__WHAT TO DO__
Each record below needs to be set down again exactly.

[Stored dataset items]
┄┄┄┄┄┄┄┄┄┄

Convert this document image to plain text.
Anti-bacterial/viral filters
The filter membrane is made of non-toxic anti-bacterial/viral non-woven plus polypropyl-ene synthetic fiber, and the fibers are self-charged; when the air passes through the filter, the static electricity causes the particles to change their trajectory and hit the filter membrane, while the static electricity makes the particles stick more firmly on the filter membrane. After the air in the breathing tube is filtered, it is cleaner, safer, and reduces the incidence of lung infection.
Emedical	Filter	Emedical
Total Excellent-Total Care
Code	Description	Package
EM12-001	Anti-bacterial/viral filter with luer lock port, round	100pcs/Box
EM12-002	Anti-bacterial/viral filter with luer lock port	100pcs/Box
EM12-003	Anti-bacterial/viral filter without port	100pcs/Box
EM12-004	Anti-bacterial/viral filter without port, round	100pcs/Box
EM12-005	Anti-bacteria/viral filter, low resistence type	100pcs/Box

┄┄┄┄┄┄┄┄┄┄

__SOLUTION TO THE PROBLEM__
Convert this document image to plain text.
Anti-bacterial/viral filters
The filter membrane is made of non-toxic anti-bacterial/viral non-woven plus polypropyl-ene synthetic fiber, and the fibers are self-charged; when the air passes through the filter, the static electricity causes the particles to change their trajectory and hit the filter membrane, while the static electricity makes the particles stick more firmly on the filter membrane. After the air in the breathing tube is filtered, it is cleaner, safer, and reduces the incidence of lung infection.
Emedical	Filter	Emedical
Total Excellent-Total Care
Code	Description	Package
EM12-001	Anti-bacterial/viral filter with luer lock port, round	100pcs/Box
EM12-002	Anti-bacterial/viral filter with luer lock port	100pcs/Box
EM12-003	Anti-bacterial/viral filter without port	100pcs/Box
EM12-004	Anti-bacterial/viral filter without port, round	100pcs/Box
EM12-005	Anti-bacteria/viral filter, low resistence type	100pcs/Box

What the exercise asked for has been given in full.